Labeled region entries:
--- begin ---

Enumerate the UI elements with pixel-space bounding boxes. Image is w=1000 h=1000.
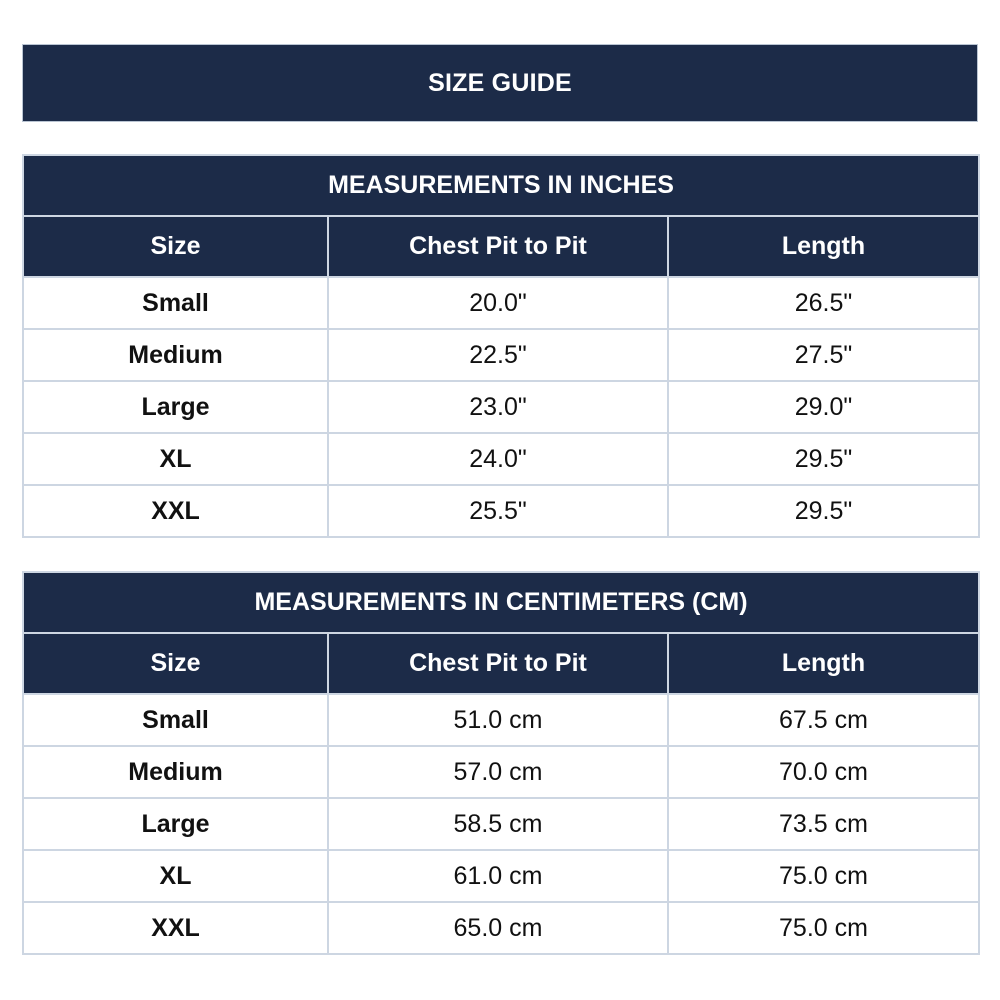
table-row — [23, 746, 979, 798]
size-cell: XXL — [23, 902, 328, 954]
table-row — [23, 902, 979, 954]
table-row — [23, 277, 979, 329]
size-cell: XXL — [23, 485, 328, 537]
length-cell: 29.0" — [668, 381, 979, 433]
table-row — [23, 329, 979, 381]
chest-cell: 65.0 cm — [328, 902, 668, 954]
chest-cell: 51.0 cm — [328, 694, 668, 746]
table-row — [23, 381, 979, 433]
chest-cell: 25.5" — [328, 485, 668, 537]
chest-cell: 57.0 cm — [328, 746, 668, 798]
size-cell: Small — [23, 277, 328, 329]
table-row — [23, 485, 979, 537]
inches-table — [22, 154, 980, 538]
table-row — [23, 694, 979, 746]
size-cell: Medium — [23, 329, 328, 381]
length-cell: 70.0 cm — [668, 746, 979, 798]
column-header-chest: Chest Pit to Pit — [328, 633, 668, 694]
table-row — [23, 798, 979, 850]
size-cell: Large — [23, 381, 328, 433]
table-row — [23, 850, 979, 902]
length-cell: 75.0 cm — [668, 902, 979, 954]
size-cell: XL — [23, 433, 328, 485]
chest-cell: 22.5" — [328, 329, 668, 381]
chest-cell: 23.0" — [328, 381, 668, 433]
length-cell: 29.5" — [668, 433, 979, 485]
chest-cell: 58.5 cm — [328, 798, 668, 850]
length-cell: 75.0 cm — [668, 850, 979, 902]
length-cell: 26.5" — [668, 277, 979, 329]
column-header-size: Size — [23, 633, 328, 694]
chest-cell: 61.0 cm — [328, 850, 668, 902]
length-cell: 73.5 cm — [668, 798, 979, 850]
column-header-length: Length — [668, 633, 979, 694]
chest-cell: 24.0" — [328, 433, 668, 485]
column-header-size: Size — [23, 216, 328, 277]
size-cell: Small — [23, 694, 328, 746]
size-cell: XL — [23, 850, 328, 902]
length-cell: 67.5 cm — [668, 694, 979, 746]
length-cell: 27.5" — [668, 329, 979, 381]
chest-cell: 20.0" — [328, 277, 668, 329]
centimeters-table-heading: MEASUREMENTS IN CENTIMETERS (CM) — [23, 572, 979, 633]
centimeters-table — [22, 571, 980, 955]
inches-table-heading: MEASUREMENTS IN INCHES — [23, 155, 979, 216]
table-row — [23, 433, 979, 485]
length-cell: 29.5" — [668, 485, 979, 537]
column-header-chest: Chest Pit to Pit — [328, 216, 668, 277]
size-cell: Medium — [23, 746, 328, 798]
page-title: SIZE GUIDE — [22, 44, 978, 122]
column-header-length: Length — [668, 216, 979, 277]
size-cell: Large — [23, 798, 328, 850]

--- end ---

Exercise requirements ▸
Print every line of the material above again without changes, omitting the pictures.

Final result ▸
Enumerate the UI elements with pixel-space bounding boxes. Image is w=1000 h=1000.
table-row — [23, 746, 979, 798]
size-cell: XXL — [23, 902, 328, 954]
table-row — [23, 902, 979, 954]
table-row — [23, 277, 979, 329]
size-cell: XXL — [23, 485, 328, 537]
length-cell: 29.0" — [668, 381, 979, 433]
table-row — [23, 329, 979, 381]
chest-cell: 65.0 cm — [328, 902, 668, 954]
chest-cell: 51.0 cm — [328, 694, 668, 746]
table-row — [23, 381, 979, 433]
chest-cell: 25.5" — [328, 485, 668, 537]
chest-cell: 57.0 cm — [328, 746, 668, 798]
size-cell: Small — [23, 277, 328, 329]
table-row — [23, 485, 979, 537]
inches-table — [22, 154, 980, 538]
table-row — [23, 694, 979, 746]
size-cell: Medium — [23, 329, 328, 381]
length-cell: 70.0 cm — [668, 746, 979, 798]
column-header-chest: Chest Pit to Pit — [328, 633, 668, 694]
table-row — [23, 798, 979, 850]
size-cell: Large — [23, 381, 328, 433]
table-row — [23, 850, 979, 902]
length-cell: 75.0 cm — [668, 902, 979, 954]
size-cell: XL — [23, 433, 328, 485]
chest-cell: 22.5" — [328, 329, 668, 381]
chest-cell: 23.0" — [328, 381, 668, 433]
length-cell: 29.5" — [668, 433, 979, 485]
chest-cell: 58.5 cm — [328, 798, 668, 850]
length-cell: 75.0 cm — [668, 850, 979, 902]
length-cell: 26.5" — [668, 277, 979, 329]
column-header-size: Size — [23, 633, 328, 694]
chest-cell: 61.0 cm — [328, 850, 668, 902]
length-cell: 73.5 cm — [668, 798, 979, 850]
column-header-length: Length — [668, 633, 979, 694]
chest-cell: 24.0" — [328, 433, 668, 485]
column-header-size: Size — [23, 216, 328, 277]
size-cell: Small — [23, 694, 328, 746]
size-cell: XL — [23, 850, 328, 902]
length-cell: 67.5 cm — [668, 694, 979, 746]
length-cell: 27.5" — [668, 329, 979, 381]
chest-cell: 20.0" — [328, 277, 668, 329]
centimeters-table-heading: MEASUREMENTS IN CENTIMETERS (CM) — [23, 572, 979, 633]
centimeters-table — [22, 571, 980, 955]
inches-table-heading: MEASUREMENTS IN INCHES — [23, 155, 979, 216]
table-row — [23, 433, 979, 485]
length-cell: 29.5" — [668, 485, 979, 537]
column-header-chest: Chest Pit to Pit — [328, 216, 668, 277]
size-cell: Medium — [23, 746, 328, 798]
page-title: SIZE GUIDE — [22, 44, 978, 122]
column-header-length: Length — [668, 216, 979, 277]
size-cell: Large — [23, 798, 328, 850]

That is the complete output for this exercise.